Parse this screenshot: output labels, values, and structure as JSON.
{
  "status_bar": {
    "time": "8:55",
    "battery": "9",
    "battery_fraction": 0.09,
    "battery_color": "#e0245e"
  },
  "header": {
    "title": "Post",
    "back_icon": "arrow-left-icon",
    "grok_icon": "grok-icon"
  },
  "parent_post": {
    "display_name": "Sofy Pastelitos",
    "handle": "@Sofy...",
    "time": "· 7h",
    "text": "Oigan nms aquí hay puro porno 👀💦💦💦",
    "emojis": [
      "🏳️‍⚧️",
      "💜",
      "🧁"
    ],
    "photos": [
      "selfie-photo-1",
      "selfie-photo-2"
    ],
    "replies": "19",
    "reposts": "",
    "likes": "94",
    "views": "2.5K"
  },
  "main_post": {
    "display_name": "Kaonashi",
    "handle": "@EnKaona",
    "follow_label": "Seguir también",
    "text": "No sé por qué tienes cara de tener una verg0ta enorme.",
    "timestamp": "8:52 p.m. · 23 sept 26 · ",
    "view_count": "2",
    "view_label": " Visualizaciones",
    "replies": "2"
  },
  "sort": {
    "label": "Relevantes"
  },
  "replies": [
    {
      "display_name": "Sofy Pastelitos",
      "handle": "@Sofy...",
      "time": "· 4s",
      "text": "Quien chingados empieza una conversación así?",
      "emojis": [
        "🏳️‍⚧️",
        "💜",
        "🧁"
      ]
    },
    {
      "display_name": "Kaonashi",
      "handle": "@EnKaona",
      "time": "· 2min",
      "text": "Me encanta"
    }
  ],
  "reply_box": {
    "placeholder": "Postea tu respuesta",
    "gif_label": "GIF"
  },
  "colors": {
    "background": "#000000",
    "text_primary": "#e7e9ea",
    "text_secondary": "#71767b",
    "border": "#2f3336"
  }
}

■ Objective
Write the material out again word for word.

■ Response
Parse this screenshot: output labels, values, and structure as JSON.
{
  "status_bar": {
    "time": "8:55",
    "battery": "9",
    "battery_fraction": 0.09,
    "battery_color": "#e0245e"
  },
  "header": {
    "title": "Post",
    "back_icon": "arrow-left-icon",
    "grok_icon": "grok-icon"
  },
  "parent_post": {
    "display_name": "Sofy Pastelitos",
    "handle": "@Sofy...",
    "time": "· 7h",
    "text": "Oigan nms aquí hay puro porno 👀💦💦💦",
    "emojis": [
      "🏳️‍⚧️",
      "💜",
      "🧁"
    ],
    "photos": [
      "selfie-photo-1",
      "selfie-photo-2"
    ],
    "replies": "19",
    "reposts": "",
    "likes": "94",
    "views": "2.5K"
  },
  "main_post": {
    "display_name": "Kaonashi",
    "handle": "@EnKaona",
    "follow_label": "Seguir también",
    "text": "No sé por qué tienes cara de tener una verg0ta enorme.",
    "timestamp": "8:52 p.m. · 23 sept 26 · ",
    "view_count": "2",
    "view_label": " Visualizaciones",
    "replies": "2"
  },
  "sort": {
    "label": "Relevantes"
  },
  "replies": [
    {
      "display_name": "Sofy Pastelitos",
      "handle": "@Sofy...",
      "time": "· 4s",
      "text": "Quien chingados empieza una conversación así?",
      "emojis": [
        "🏳️‍⚧️",
        "💜",
        "🧁"
      ]
    },
    {
      "display_name": "Kaonashi",
      "handle": "@EnKaona",
      "time": "· 2min",
      "text": "Me encanta"
    }
  ],
  "reply_box": {
    "placeholder": "Postea tu respuesta",
    "gif_label": "GIF"
  },
  "colors": {
    "background": "#000000",
    "text_primary": "#e7e9ea",
    "text_secondary": "#71767b",
    "border": "#2f3336"
  }
}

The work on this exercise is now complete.